= Description of the task =
Search the data for the string "Citoyen" and extract every line where it appears.

[Data records]

-- Start --

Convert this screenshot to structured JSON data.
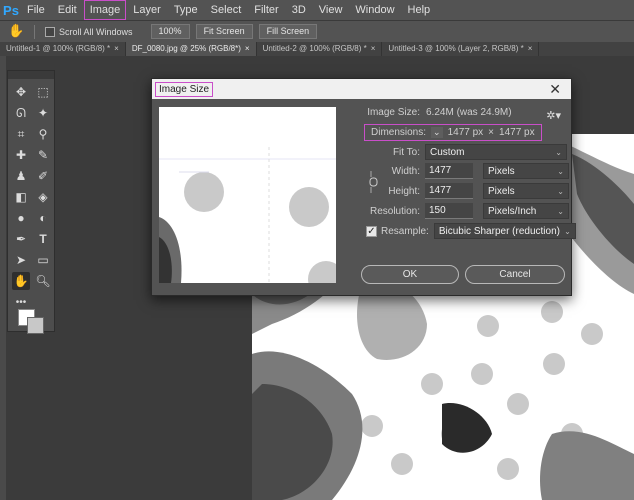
{
  "app": {
    "logo": "Ps"
  },
  "menu": [
    "File",
    "Edit",
    "Image",
    "Layer",
    "Type",
    "Select",
    "Filter",
    "3D",
    "View",
    "Window",
    "Help"
  ],
  "options_bar": {
    "scroll_all_windows": "Scroll All Windows",
    "zoom_100": "100%",
    "fit_screen": "Fit Screen",
    "fill_screen": "Fill Screen"
  },
  "tabs": [
    {
      "label": "Untitled-1 @ 100% (RGB/8) *"
    },
    {
      "label": "DF_0080.jpg @ 25% (RGB/8*)"
    },
    {
      "label": "Untitled-2 @ 100% (RGB/8) *"
    },
    {
      "label": "Untitled-3 @ 100% (Layer 2, RGB/8) *"
    }
  ],
  "dialog": {
    "title": "Image Size",
    "image_size_label": "Image Size:",
    "image_size_value": "6.24M (was 24.9M)",
    "dimensions_label": "Dimensions:",
    "dimensions_width": "1477 px",
    "dimensions_x": "×",
    "dimensions_height": "1477 px",
    "fit_to_label": "Fit To:",
    "fit_to_value": "Custom",
    "width_label": "Width:",
    "width_value": "1477",
    "width_unit": "Pixels",
    "height_label": "Height:",
    "height_value": "1477",
    "height_unit": "Pixels",
    "resolution_label": "Resolution:",
    "resolution_value": "150",
    "resolution_unit": "Pixels/Inch",
    "resample_label": "Resample:",
    "resample_value": "Bicubic Sharper (reduction)",
    "ok": "OK",
    "cancel": "Cancel"
  },
  "colors": {
    "highlight": "#c94ec9",
    "ps_blue": "#31a8ff"
  }
}
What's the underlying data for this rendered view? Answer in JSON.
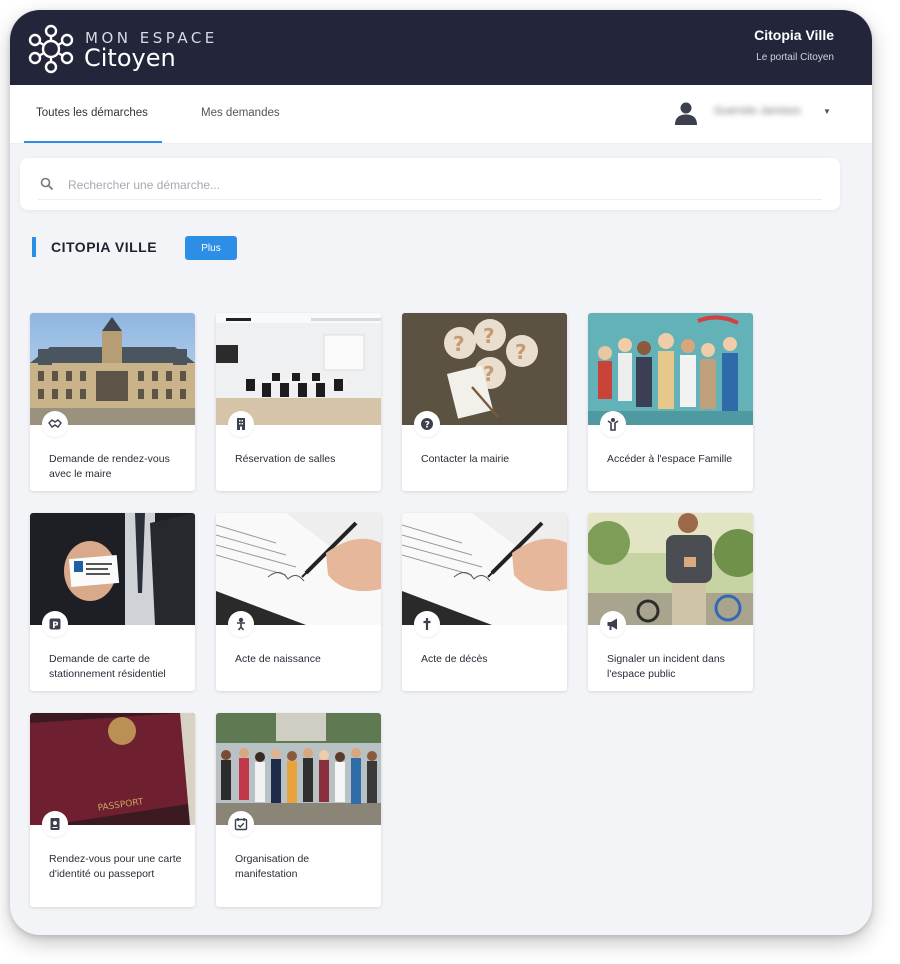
{
  "header": {
    "logo_line1": "MON ESPACE",
    "logo_line2": "Citoyen",
    "org_name": "Citopia Ville",
    "org_subtitle": "Le portail Citoyen"
  },
  "nav": {
    "tabs": [
      {
        "label": "Toutes les démarches",
        "active": true
      },
      {
        "label": "Mes demandes",
        "active": false
      }
    ],
    "user": {
      "name": "Guerrelo Jamison",
      "icon": "user-icon"
    }
  },
  "search": {
    "placeholder": "Rechercher une démarche...",
    "value": ""
  },
  "section": {
    "title": "CITOPIA VILLE",
    "more_label": "Plus"
  },
  "cards": [
    {
      "title": "Demande de rendez-vous avec le maire",
      "icon": "handshake-icon"
    },
    {
      "title": "Réservation de salles",
      "icon": "building-icon"
    },
    {
      "title": "Contacter la mairie",
      "icon": "question-icon"
    },
    {
      "title": "Accéder à l'espace Famille",
      "icon": "child-icon"
    },
    {
      "title": "Demande de carte de stationnement résidentiel",
      "icon": "parking-icon"
    },
    {
      "title": "Acte de naissance",
      "icon": "baby-icon"
    },
    {
      "title": "Acte de décès",
      "icon": "cross-icon"
    },
    {
      "title": "Signaler un incident dans l'espace public",
      "icon": "megaphone-icon"
    },
    {
      "title": "Rendez-vous pour une carte d'identité ou passeport",
      "icon": "passport-icon"
    },
    {
      "title": "Organisation de manifestation",
      "icon": "calendar-check-icon"
    }
  ],
  "colors": {
    "header_bg": "#23263a",
    "accent": "#2e8ee6",
    "page_bg": "#f3f4f7"
  }
}
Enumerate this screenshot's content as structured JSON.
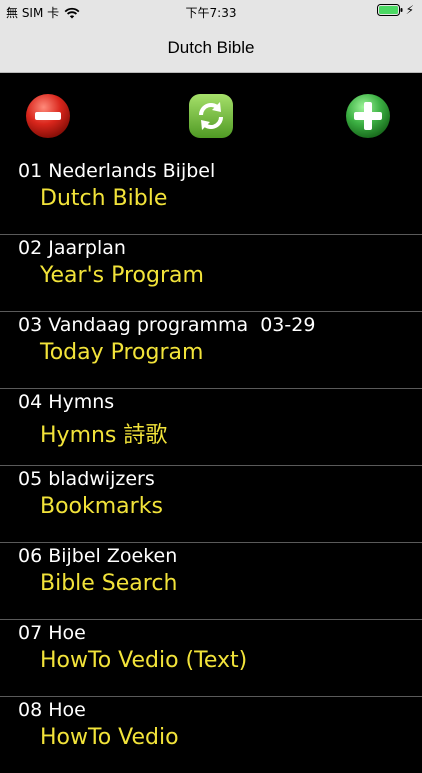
{
  "status_bar": {
    "carrier": "無 SIM 卡",
    "time": "下午7:33",
    "wifi_icon": "wifi-icon",
    "battery_icon": "battery-icon",
    "battery_color": "#4cd964"
  },
  "nav": {
    "title": "Dutch Bible"
  },
  "toolbar": {
    "remove_icon": "minus-circle-icon",
    "refresh_icon": "refresh-icon",
    "add_icon": "plus-circle-icon",
    "colors": {
      "remove": "#d9261c",
      "refresh": "#6fbf3a",
      "add": "#3cb043"
    }
  },
  "list": {
    "items": [
      {
        "title": "01 Nederlands Bijbel",
        "subtitle": "Dutch Bible"
      },
      {
        "title": "02 Jaarplan",
        "subtitle": "Year's Program"
      },
      {
        "title": "03 Vandaag programma  03-29",
        "subtitle": "Today Program"
      },
      {
        "title": "04 Hymns",
        "subtitle": "Hymns 詩歌"
      },
      {
        "title": "05 bladwijzers",
        "subtitle": "Bookmarks"
      },
      {
        "title": "06 Bijbel Zoeken",
        "subtitle": "Bible Search"
      },
      {
        "title": "07 Hoe",
        "subtitle": "HowTo Vedio (Text)"
      },
      {
        "title": "08 Hoe",
        "subtitle": "HowTo Vedio"
      }
    ],
    "title_color": "#ffffff",
    "subtitle_color": "#f2e33a"
  }
}
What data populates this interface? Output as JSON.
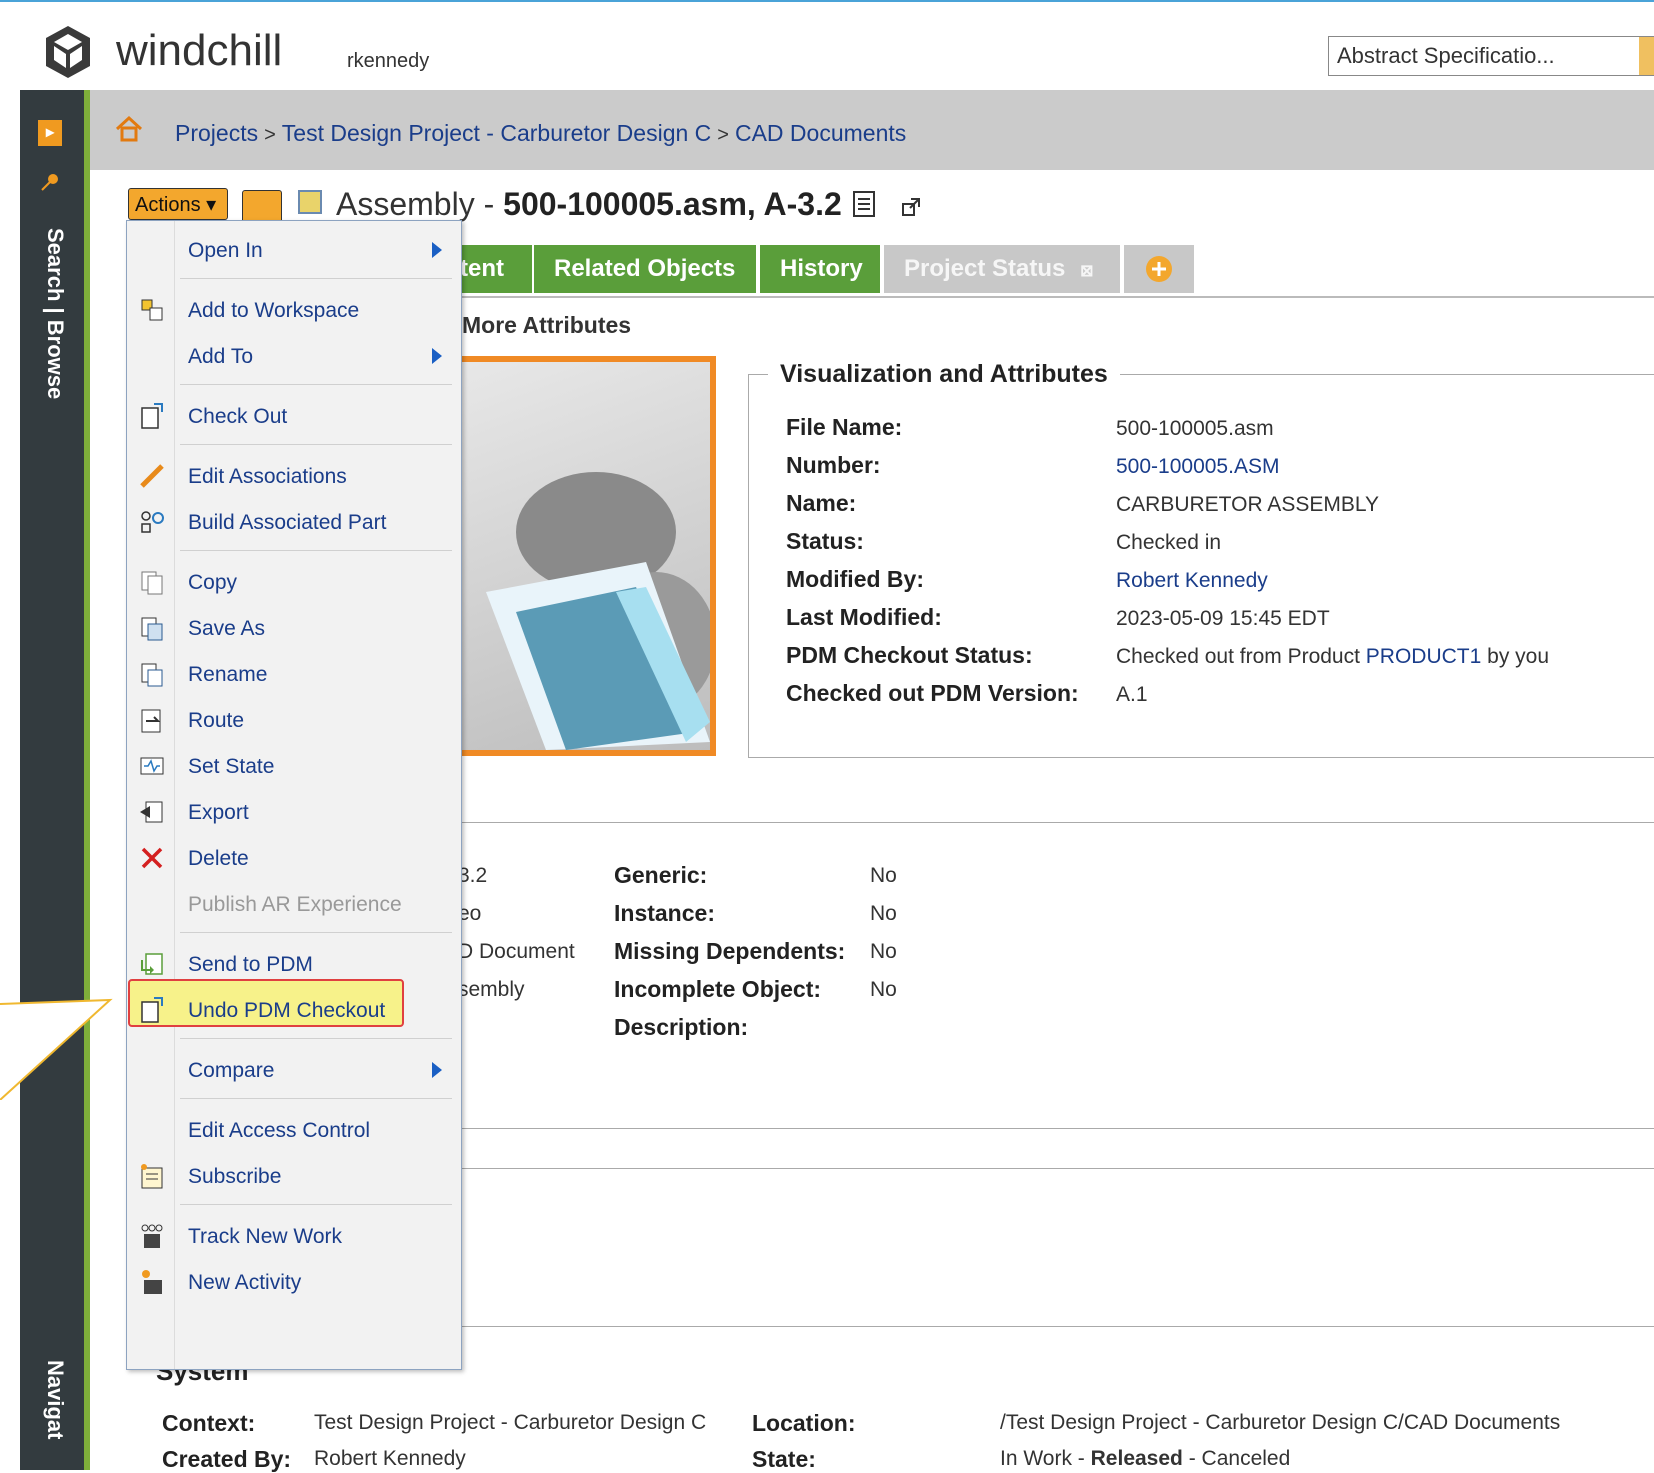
{
  "header": {
    "logo_text": "windchill",
    "user": "rkennedy",
    "context_select": "Abstract Specificatio..."
  },
  "rail": {
    "search_browse": "Search | Browse",
    "navigator": "Navigat"
  },
  "breadcrumb": [
    "Projects",
    "Test Design Project - Carburetor Design C",
    "CAD Documents"
  ],
  "breadcrumb_sep": ">",
  "page": {
    "actions_label": "Actions",
    "title_type": "Assembly",
    "title_sep": " - ",
    "title_id": "500-100005.asm, A-3.2"
  },
  "tabs": [
    {
      "label": "tent",
      "active": true
    },
    {
      "label": "Related Objects",
      "active": true
    },
    {
      "label": "History",
      "active": true
    },
    {
      "label": "Project Status",
      "active": false
    }
  ],
  "more_attributes": "More Attributes",
  "visualization": {
    "title": "Visualization and Attributes",
    "rows": [
      {
        "label": "File Name:",
        "value": "500-100005.asm",
        "link": false
      },
      {
        "label": "Number:",
        "value": "500-100005.ASM",
        "link": true
      },
      {
        "label": "Name:",
        "value": "CARBURETOR ASSEMBLY",
        "link": false
      },
      {
        "label": "Status:",
        "value": "Checked in",
        "link": false
      },
      {
        "label": "Modified By:",
        "value": "Robert Kennedy",
        "link": true
      },
      {
        "label": "Last Modified:",
        "value": "2023-05-09 15:45 EDT",
        "link": false
      },
      {
        "label": "PDM Checkout Status:",
        "value_prefix": "Checked out from Product ",
        "value_link": "PRODUCT1",
        "value_suffix": " by you"
      },
      {
        "label": "Checked out PDM Version:",
        "value": "A.1",
        "link": false
      }
    ]
  },
  "attributes2": {
    "left_values": [
      "3.2",
      "eo",
      "D Document",
      "sembly"
    ],
    "labels": [
      "Generic:",
      "Instance:",
      "Missing Dependents:",
      "Incomplete Object:",
      "Description:"
    ],
    "values": [
      "No",
      "No",
      "No",
      "No"
    ]
  },
  "system": {
    "heading": "System",
    "context_label": "Context:",
    "context_value": "Test Design Project - Carburetor Design C",
    "created_label": "Created By:",
    "created_value": "Robert Kennedy",
    "location_label": "Location:",
    "location_value": "/Test Design Project - Carburetor Design C/CAD Documents",
    "state_label": "State:",
    "state_values": [
      "In Work",
      "Released",
      "Canceled"
    ],
    "state_sep": " - "
  },
  "menu": {
    "items": [
      {
        "label": "Open In",
        "icon": "none",
        "submenu": true
      },
      {
        "label": "Add to Workspace",
        "icon": "add-to-workspace-icon"
      },
      {
        "label": "Add To",
        "icon": "none",
        "submenu": true
      },
      {
        "label": "Check Out",
        "icon": "check-out-icon"
      },
      {
        "label": "Edit Associations",
        "icon": "pencil-icon"
      },
      {
        "label": "Build Associated Part",
        "icon": "build-part-icon"
      },
      {
        "label": "Copy",
        "icon": "copy-icon"
      },
      {
        "label": "Save As",
        "icon": "save-as-icon"
      },
      {
        "label": "Rename",
        "icon": "rename-icon"
      },
      {
        "label": "Route",
        "icon": "route-icon"
      },
      {
        "label": "Set State",
        "icon": "set-state-icon"
      },
      {
        "label": "Export",
        "icon": "export-icon"
      },
      {
        "label": "Delete",
        "icon": "delete-icon"
      },
      {
        "label": "Publish AR Experience",
        "icon": "none",
        "disabled": true
      },
      {
        "label": "Send to PDM",
        "icon": "send-to-pdm-icon"
      },
      {
        "label": "Undo PDM Checkout",
        "icon": "undo-checkout-icon"
      },
      {
        "label": "Compare",
        "icon": "none",
        "submenu": true
      },
      {
        "label": "Edit Access Control",
        "icon": "none"
      },
      {
        "label": "Subscribe",
        "icon": "subscribe-icon"
      },
      {
        "label": "Track New Work",
        "icon": "track-work-icon"
      },
      {
        "label": "New Activity",
        "icon": "new-activity-icon"
      }
    ]
  },
  "colors": {
    "tab_green": "#5a9e3a",
    "action_orange": "#f3a72d",
    "link_blue": "#1a3d8a",
    "highlight_yellow": "#f7f28a",
    "highlight_border": "#e04040"
  }
}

-- End --

= Written solution =
    "logo_line2": "Citoyen",
    "org_subtitle": "Le portail Citoyen"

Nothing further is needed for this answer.